## START Data

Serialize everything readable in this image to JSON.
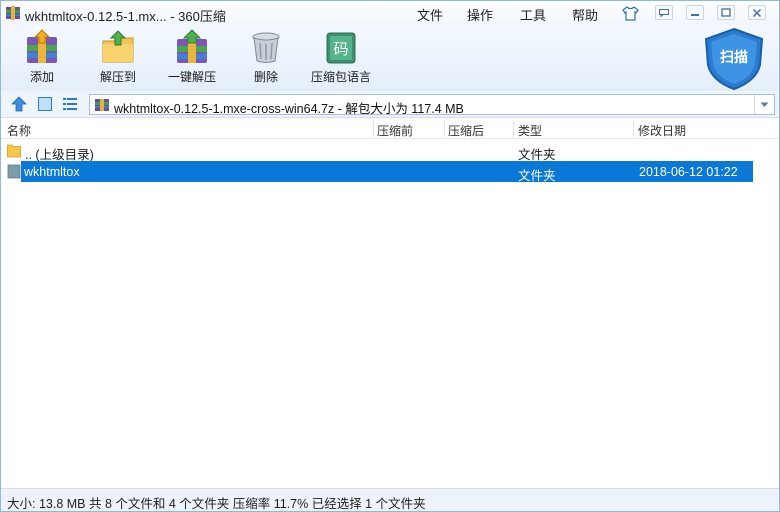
{
  "titlebar": {
    "title": "wkhtmltox-0.12.5-1.mx... - 360压缩",
    "menus": [
      "文件",
      "操作",
      "工具",
      "帮助"
    ]
  },
  "toolbar": {
    "items": [
      {
        "label": "添加",
        "icon": "add-archive-icon"
      },
      {
        "label": "解压到",
        "icon": "extract-to-icon"
      },
      {
        "label": "一键解压",
        "icon": "one-click-extract-icon"
      },
      {
        "label": "删除",
        "icon": "trash-icon"
      },
      {
        "label": "压缩包语言",
        "icon": "encoding-icon"
      }
    ],
    "encoding_glyph": "码",
    "scan_label": "扫描"
  },
  "address": {
    "path": "wkhtmltox-0.12.5-1.mxe-cross-win64.7z - 解包大小为 117.4 MB"
  },
  "columns": [
    "名称",
    "压缩前",
    "压缩后",
    "类型",
    "修改日期"
  ],
  "rows": [
    {
      "name": ".. (上级目录)",
      "before": "",
      "after": "",
      "type": "文件夹",
      "modified": "",
      "selected": false
    },
    {
      "name": "wkhtmltox",
      "before": "",
      "after": "",
      "type": "文件夹",
      "modified": "2018-06-12 01:22",
      "selected": true
    }
  ],
  "status": {
    "text": "大小: 13.8 MB 共 8 个文件和 4 个文件夹 压缩率 11.7% 已经选择 1 个文件夹"
  },
  "colors": {
    "selection": "#0a78d7",
    "folder": "#f5c84c",
    "accent": "#2b7bd1"
  }
}
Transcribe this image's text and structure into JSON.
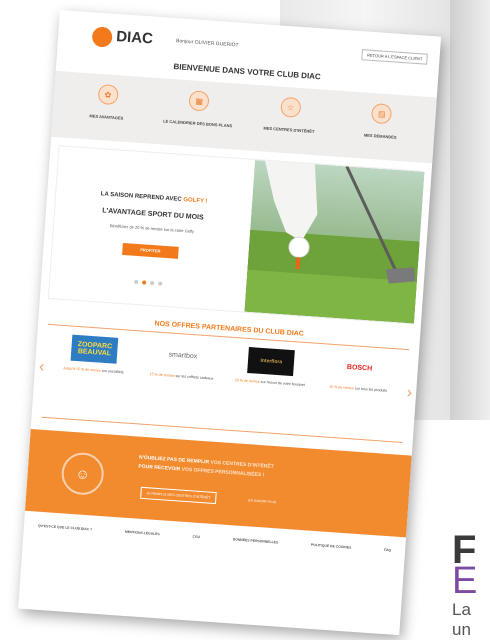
{
  "header": {
    "logo": "DIAC",
    "welcome": "Bonjour OLIVIER GUERIOT",
    "my_account": "RETOUR A L'ESPACE CLIENT",
    "title": "BIENVENUE DANS VOTRE CLUB DIAC"
  },
  "nav": [
    {
      "label": "MES AVANTAGES",
      "icon": "gift-icon"
    },
    {
      "label": "LE CALENDRIER DES BONS PLANS",
      "icon": "calendar-icon"
    },
    {
      "label": "MES CENTRES D'INTÉRÊT",
      "icon": "star-icon"
    },
    {
      "label": "MES DEMANDES",
      "icon": "document-icon"
    }
  ],
  "hero": {
    "line1_prefix": "LA SAISON REPREND AVEC",
    "line1_highlight": "GOLFY !",
    "line2": "L'AVANTAGE SPORT DU MOIS",
    "line3": "Bénéficiez de 20 % de remise sur la carte Golfy",
    "button": "PROFITER"
  },
  "partners_section": {
    "title": "NOS OFFRES PARTENAIRES DU CLUB DIAC",
    "items": [
      {
        "logo": "ZOOPARC BEAUVAL",
        "offer": "Jusqu'à 15 % de remise",
        "detail": "sur vos billets"
      },
      {
        "logo": "smartbox",
        "offer": "15 % de remise",
        "detail": "sur les coffrets cadeaux"
      },
      {
        "logo": "Interflora",
        "offer": "20 % de remise",
        "detail": "sur l'envoi de votre bouquet"
      },
      {
        "logo": "BOSCH",
        "offer": "15 % de remise",
        "detail": "sur tous les produits"
      }
    ]
  },
  "band": {
    "line1_prefix": "N'OUBLIEZ PAS DE REMPLIR",
    "line1_highlight": "VOS CENTRES D'INTÉRÊT",
    "line2_prefix": "POUR RECEVOIR",
    "line2_highlight": "VOS OFFRES PERSONNALISÉES !",
    "button": "JE REMPLIS MES CENTRES D'INTÉRÊT",
    "link": "EN SAVOIR PLUS"
  },
  "footer": [
    "QU'EST-CE QUE LE CLUB DIAC ?",
    "MENTIONS LÉGALES",
    "CGU",
    "DONNÉES PERSONNELLES",
    "POLITIQUE DE COOKIES",
    "FAQ"
  ],
  "side": {
    "title_letter": "F",
    "subtitle_letter": "E",
    "body_line1": "La",
    "body_line2": "un"
  },
  "colors": {
    "accent": "#f27a1a",
    "band": "#f28a2e",
    "purple": "#7d4aa1"
  }
}
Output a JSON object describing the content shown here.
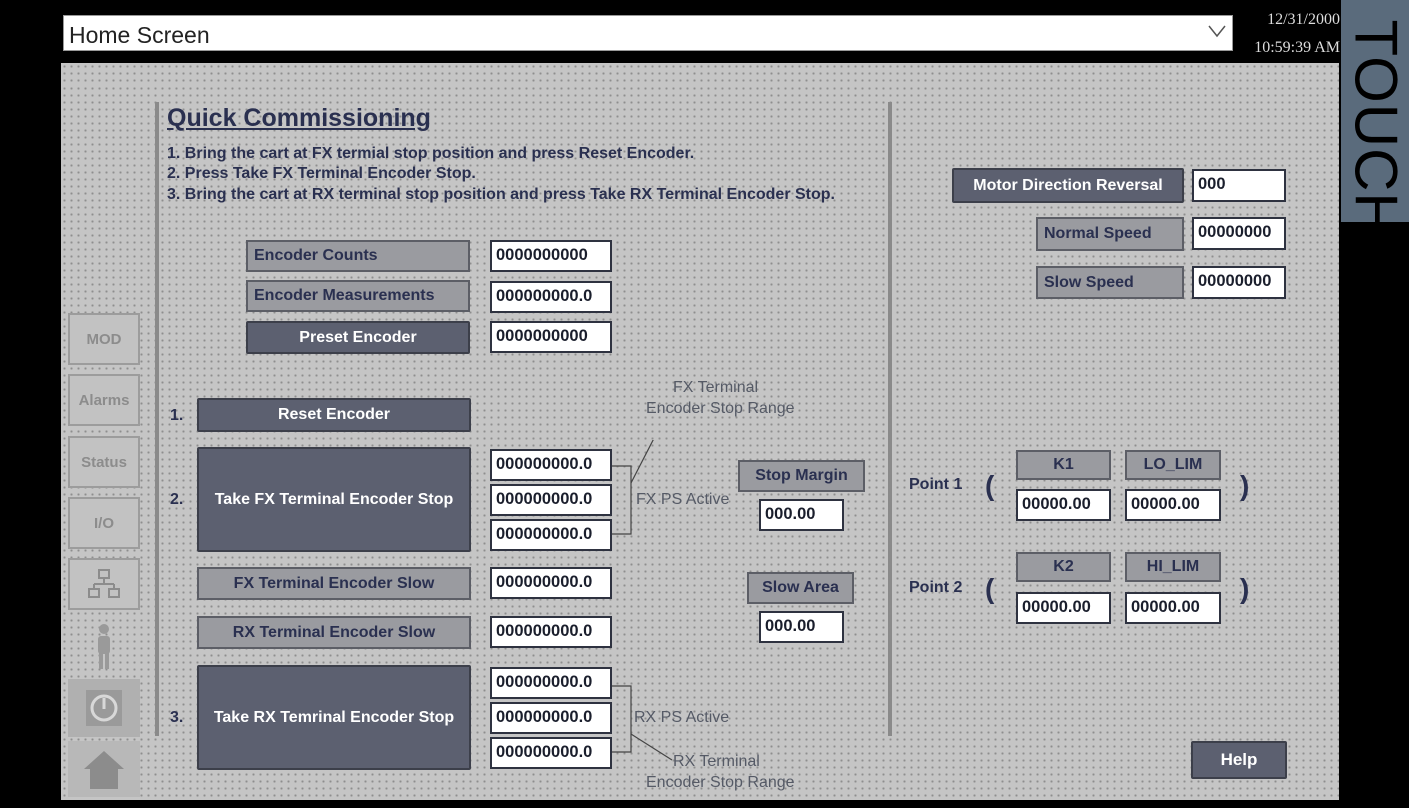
{
  "header": {
    "screen_name": "Home Screen",
    "date": "12/31/2000",
    "time": "10:59:39 AM",
    "brand": "TOUCH"
  },
  "sidebar": {
    "mod": "MOD",
    "alarms": "Alarms",
    "status": "Status",
    "io": "I/O"
  },
  "section": {
    "title": "Quick Commissioning",
    "instructions": [
      "1. Bring the cart at FX termial stop position and press Reset Encoder.",
      "2. Press Take FX Terminal Encoder Stop.",
      "3. Bring the cart at RX terminal stop position and press Take RX Terminal Encoder Stop."
    ]
  },
  "encoder": {
    "counts_label": "Encoder Counts",
    "counts_value": "0000000000",
    "measurements_label": "Encoder Measurements",
    "measurements_value": "000000000.0",
    "preset_label": "Preset Encoder",
    "preset_value": "0000000000"
  },
  "steps": {
    "n1": "1.",
    "n2": "2.",
    "n3": "3.",
    "reset_label": "Reset Encoder",
    "take_fx_label": "Take FX Terminal Encoder Stop",
    "take_rx_label": "Take RX Temrinal Encoder Stop",
    "fx_values": [
      "000000000.0",
      "000000000.0",
      "000000000.0"
    ],
    "rx_values": [
      "000000000.0",
      "000000000.0",
      "000000000.0"
    ],
    "fx_slow_label": "FX Terminal Encoder Slow",
    "fx_slow_value": "000000000.0",
    "rx_slow_label": "RX Terminal Encoder Slow",
    "rx_slow_value": "000000000.0"
  },
  "annotations": {
    "fx_range_line1": "FX Terminal",
    "fx_range_line2": "Encoder Stop Range",
    "fx_ps_active": "FX PS Active",
    "rx_ps_active": "RX PS Active",
    "rx_range_line1": "RX Terminal",
    "rx_range_line2": "Encoder Stop Range"
  },
  "margins": {
    "stop_margin_label": "Stop Margin",
    "stop_margin_value": "000.00",
    "slow_area_label": "Slow Area",
    "slow_area_value": "000.00"
  },
  "motor": {
    "reversal_label": "Motor Direction Reversal",
    "reversal_value": "000",
    "normal_label": "Normal Speed",
    "normal_value": "00000000",
    "slow_label": "Slow Speed",
    "slow_value": "00000000"
  },
  "points": {
    "p1_label": "Point 1",
    "p2_label": "Point 2",
    "open": "(",
    "close": ")",
    "k1_label": "K1",
    "k2_label": "K2",
    "lo_lim_label": "LO_LIM",
    "hi_lim_label": "HI_LIM",
    "k1_value": "00000.00",
    "lo_lim_value": "00000.00",
    "k2_value": "00000.00",
    "hi_lim_value": "00000.00"
  },
  "help_label": "Help"
}
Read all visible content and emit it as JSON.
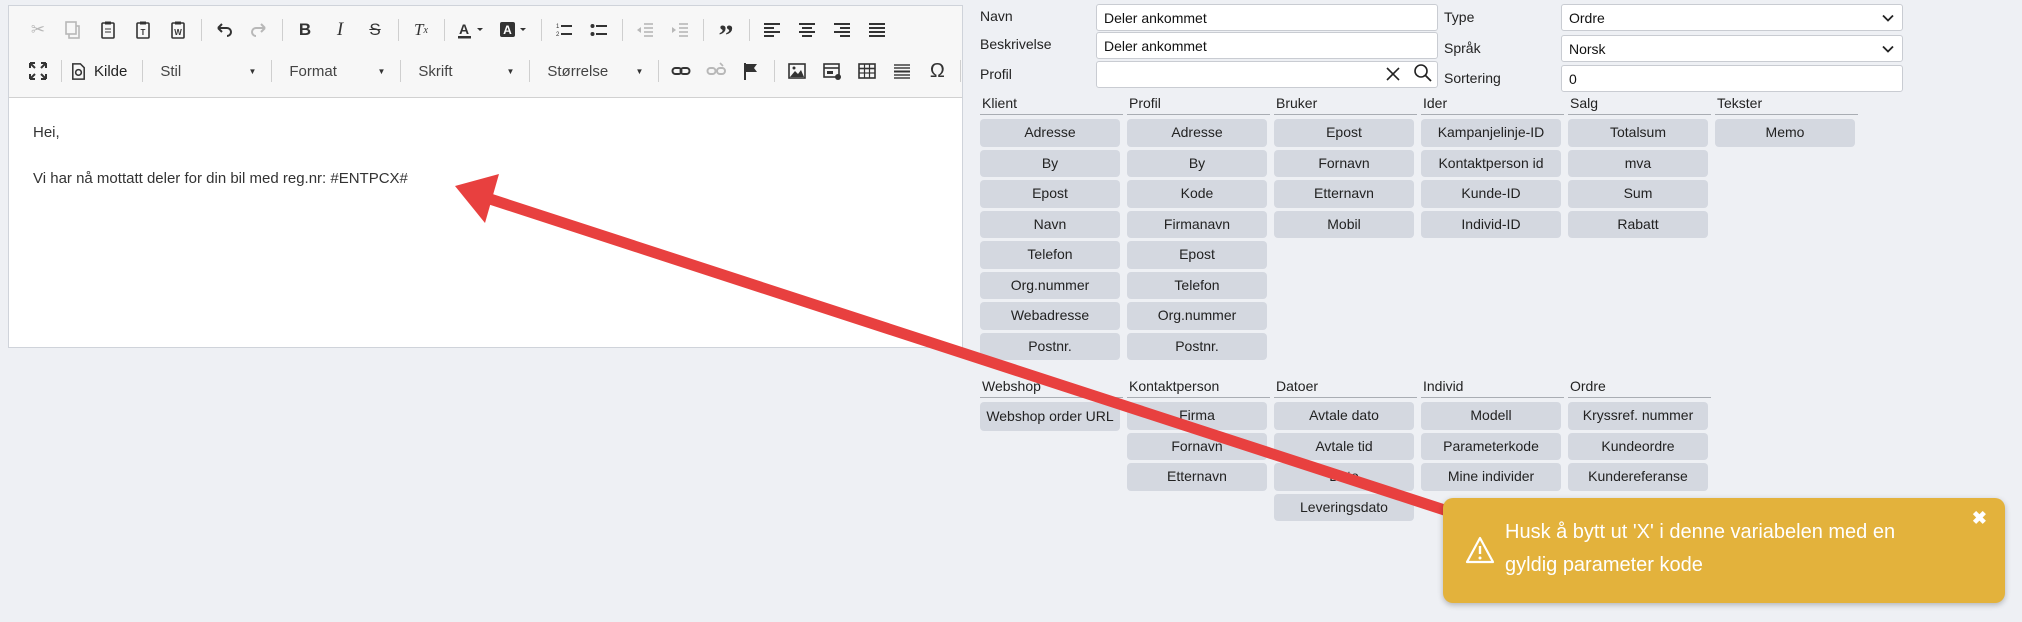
{
  "toolbar": {
    "source_label": "Kilde",
    "style_combo": "Stil",
    "format_combo": "Format",
    "font_combo": "Skrift",
    "size_combo": "Størrelse"
  },
  "editor": {
    "line1": "Hei,",
    "line2": "Vi har nå mottatt deler for din bil med reg.nr: #ENTPCX#"
  },
  "form": {
    "name_label": "Navn",
    "name_value": "Deler ankommet",
    "desc_label": "Beskrivelse",
    "desc_value": "Deler ankommet",
    "profile_label": "Profil",
    "profile_value": "",
    "type_label": "Type",
    "type_value": "Ordre",
    "lang_label": "Språk",
    "lang_value": "Norsk",
    "sort_label": "Sortering",
    "sort_value": "0"
  },
  "groups_top": [
    {
      "title": "Klient",
      "items": [
        "Adresse",
        "By",
        "Epost",
        "Navn",
        "Telefon",
        "Org.nummer",
        "Webadresse",
        "Postnr."
      ]
    },
    {
      "title": "Profil",
      "items": [
        "Adresse",
        "By",
        "Kode",
        "Firmanavn",
        "Epost",
        "Telefon",
        "Org.nummer",
        "Postnr."
      ]
    },
    {
      "title": "Bruker",
      "items": [
        "Epost",
        "Fornavn",
        "Etternavn",
        "Mobil"
      ]
    },
    {
      "title": "Ider",
      "items": [
        "Kampanjelinje-ID",
        "Kontaktperson id",
        "Kunde-ID",
        "Individ-ID"
      ]
    },
    {
      "title": "Salg",
      "items": [
        "Totalsum",
        "mva",
        "Sum",
        "Rabatt"
      ]
    },
    {
      "title": "Tekster",
      "items": [
        "Memo"
      ]
    }
  ],
  "groups_bottom": [
    {
      "title": "Webshop",
      "items": [
        "Webshop order URL"
      ]
    },
    {
      "title": "Kontaktperson",
      "items": [
        "Firma",
        "Fornavn",
        "Etternavn"
      ]
    },
    {
      "title": "Datoer",
      "items": [
        "Avtale dato",
        "Avtale tid",
        "Dato",
        "Leveringsdato"
      ]
    },
    {
      "title": "Individ",
      "items": [
        "Modell",
        "Parameterkode",
        "Mine individer"
      ]
    },
    {
      "title": "Ordre",
      "items": [
        "Kryssref. nummer",
        "Kundeordre",
        "Kundereferanse"
      ]
    }
  ],
  "toast": {
    "message": "Husk å bytt ut 'X' i denne variabelen med en gyldig parameter kode",
    "color": "#e3b23c"
  },
  "colors": {
    "annotation_arrow": "#e8403f",
    "chip_bg": "#d4d8e0"
  }
}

## END Data

→ Aim
Tell how many lines above contain the word "Speed". Give the number alone.

→ Answer for this exercise
2